WORK REQUIRED:
Write out every line of the data below word for word, leaving the pictures out.

— Start of ENTRIES —

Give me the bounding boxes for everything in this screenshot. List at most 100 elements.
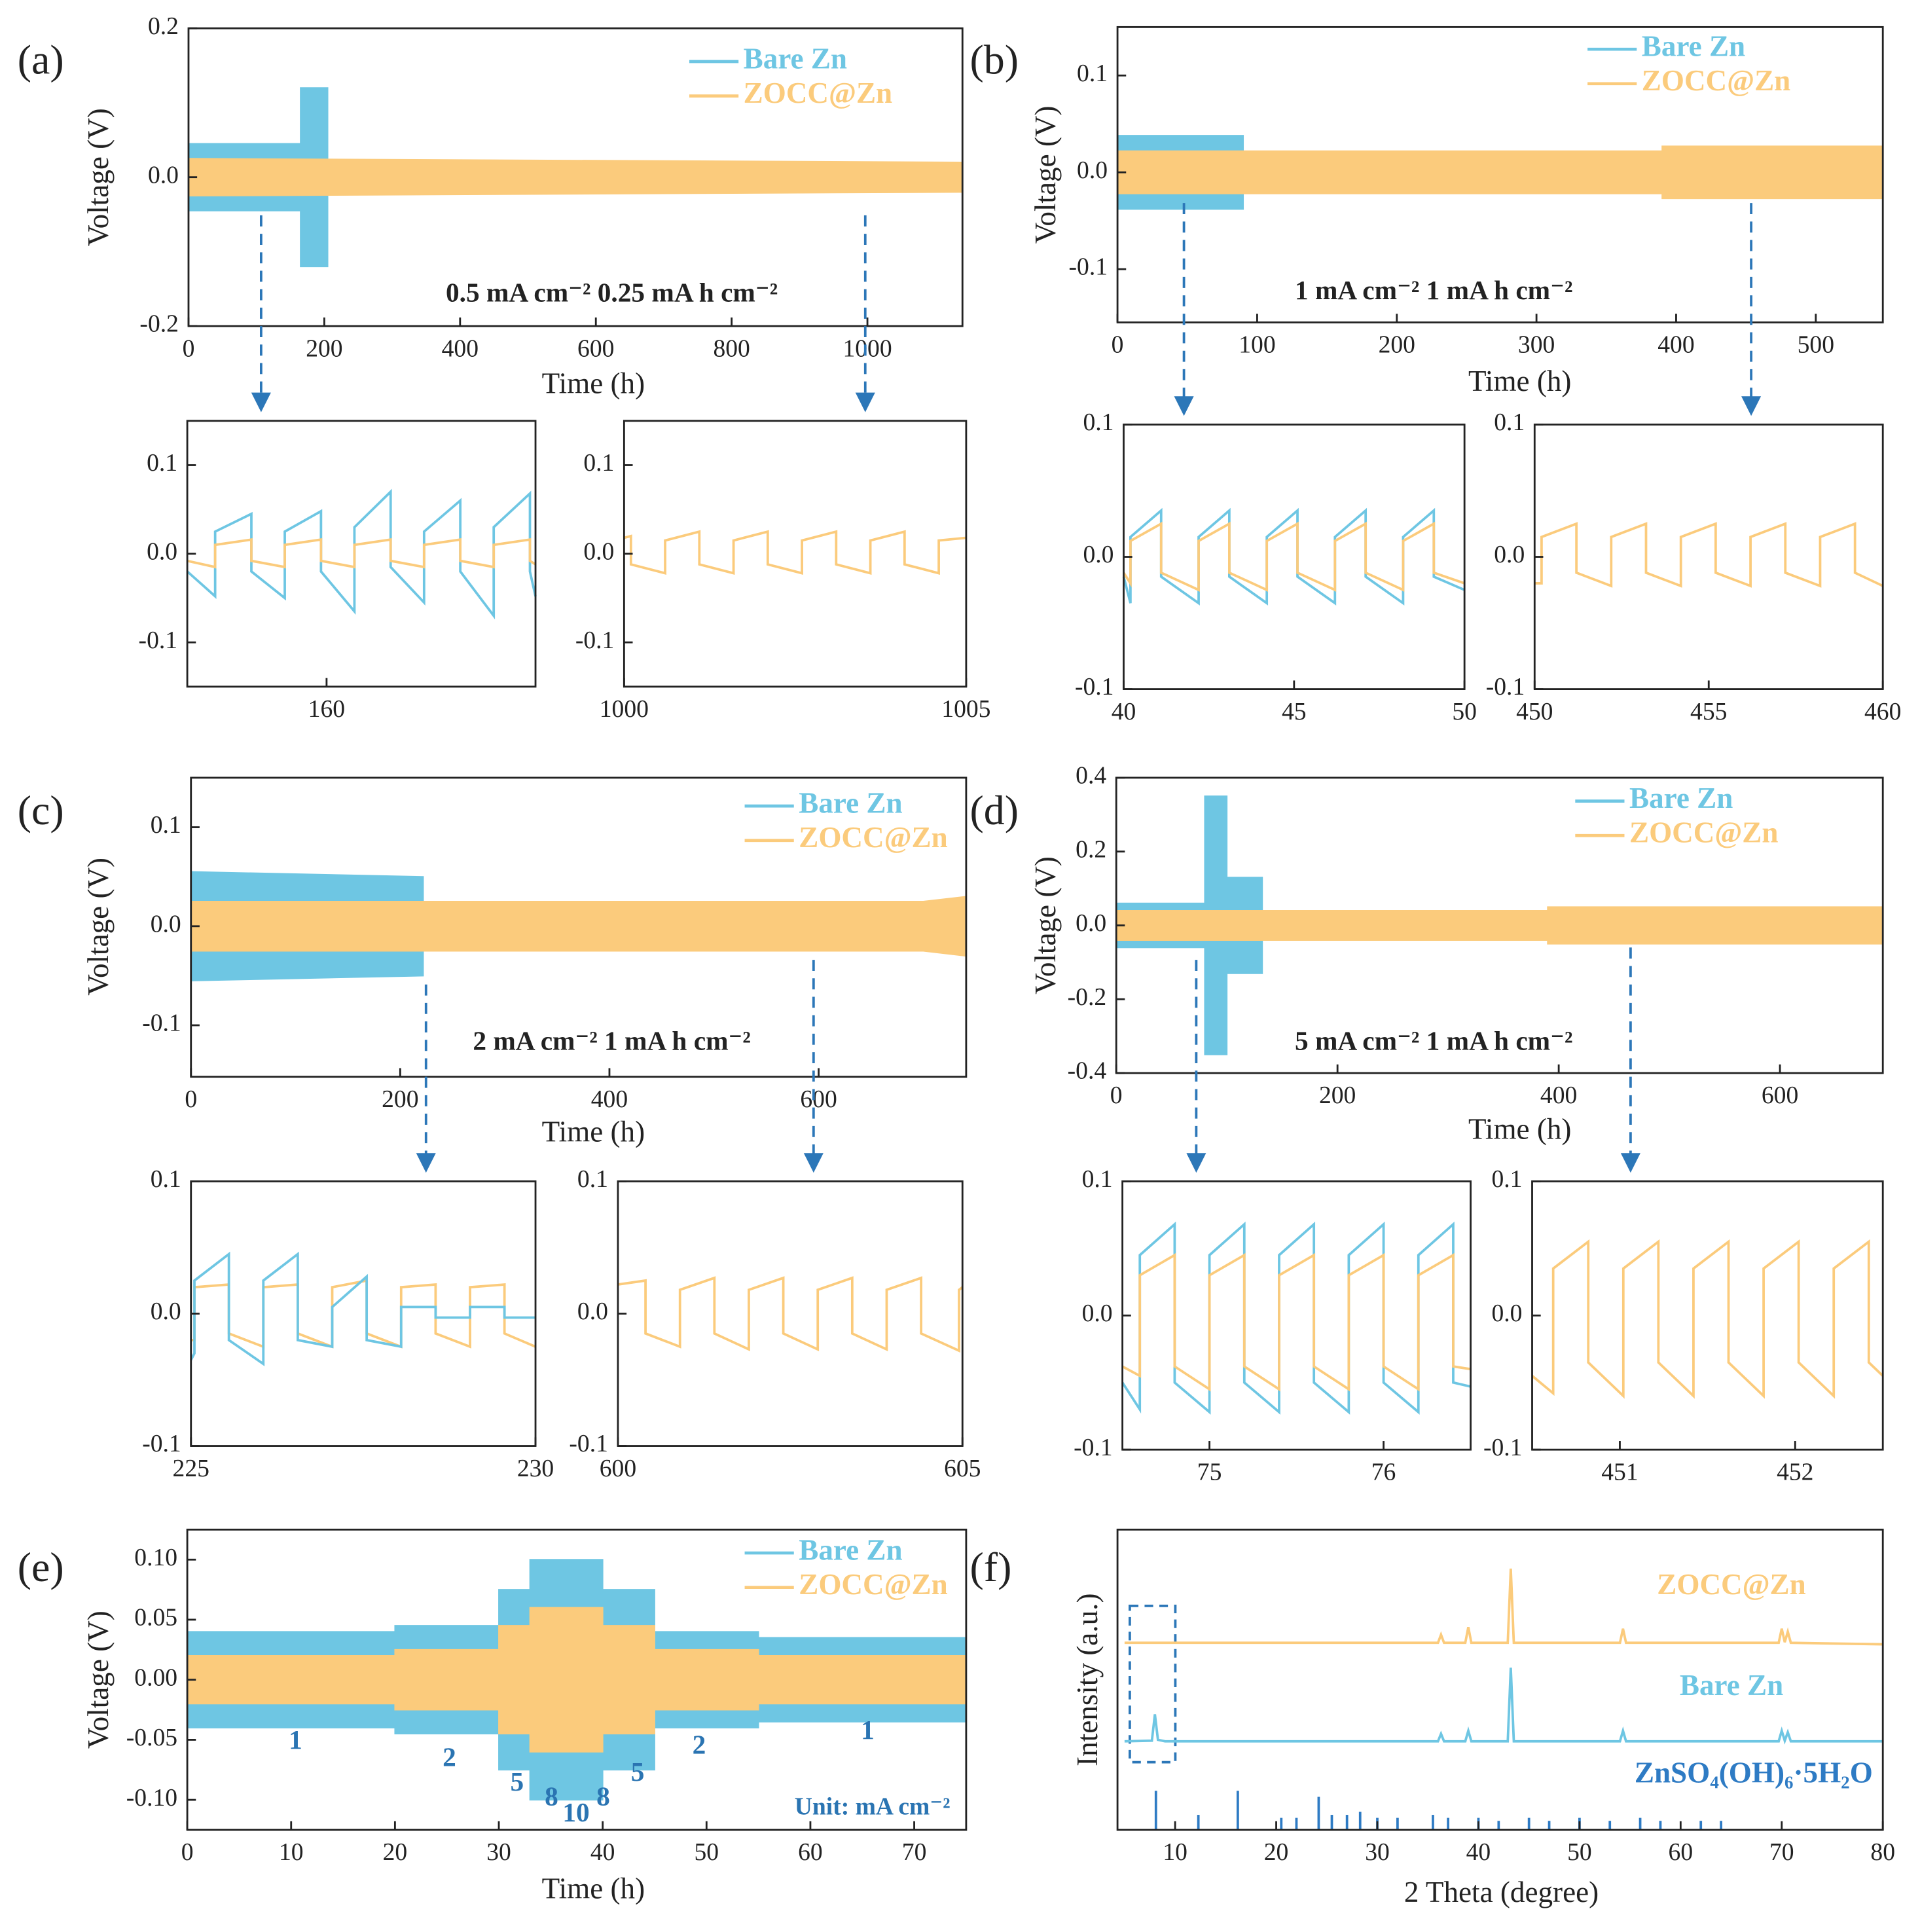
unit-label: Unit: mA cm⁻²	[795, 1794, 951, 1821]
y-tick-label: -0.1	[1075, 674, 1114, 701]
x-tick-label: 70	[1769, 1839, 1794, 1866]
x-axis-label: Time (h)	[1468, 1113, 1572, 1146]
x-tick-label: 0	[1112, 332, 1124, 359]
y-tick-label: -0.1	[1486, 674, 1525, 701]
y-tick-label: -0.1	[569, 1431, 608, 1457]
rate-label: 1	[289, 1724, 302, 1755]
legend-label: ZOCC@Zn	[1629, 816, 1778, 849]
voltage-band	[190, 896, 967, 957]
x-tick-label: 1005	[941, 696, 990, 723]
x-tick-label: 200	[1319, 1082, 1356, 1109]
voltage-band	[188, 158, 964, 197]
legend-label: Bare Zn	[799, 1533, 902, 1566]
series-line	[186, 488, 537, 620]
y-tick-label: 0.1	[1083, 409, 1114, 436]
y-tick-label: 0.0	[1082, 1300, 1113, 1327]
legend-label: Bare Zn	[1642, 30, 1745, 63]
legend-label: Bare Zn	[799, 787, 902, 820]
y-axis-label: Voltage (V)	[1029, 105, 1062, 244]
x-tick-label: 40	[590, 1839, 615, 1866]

— End of ENTRIES —

COMPLETED TASK:
Give me the bounding boxes for everything in this screenshot. List at most 100 elements.
unit-label: Unit: mA cm⁻²	[795, 1794, 951, 1821]
y-tick-label: -0.1	[1075, 674, 1114, 701]
x-tick-label: 70	[1769, 1839, 1794, 1866]
x-axis-label: Time (h)	[1468, 1113, 1572, 1146]
x-tick-label: 0	[1112, 332, 1124, 359]
y-tick-label: -0.1	[1486, 674, 1525, 701]
y-tick-label: -0.1	[569, 1431, 608, 1457]
rate-label: 1	[289, 1724, 302, 1755]
legend-label: ZOCC@Zn	[1629, 816, 1778, 849]
voltage-band	[190, 896, 967, 957]
x-tick-label: 1005	[941, 696, 990, 723]
x-tick-label: 200	[1319, 1082, 1356, 1109]
voltage-band	[188, 158, 964, 197]
legend-label: Bare Zn	[799, 1533, 902, 1566]
series-line	[186, 488, 537, 620]
y-tick-label: 0.1	[1083, 409, 1114, 436]
y-tick-label: 0.0	[1082, 1300, 1113, 1327]
legend-label: Bare Zn	[1642, 30, 1745, 63]
legend-label: Bare Zn	[799, 787, 902, 820]
y-axis-label: Voltage (V)	[1029, 105, 1062, 244]
x-tick-label: 40	[590, 1839, 615, 1866]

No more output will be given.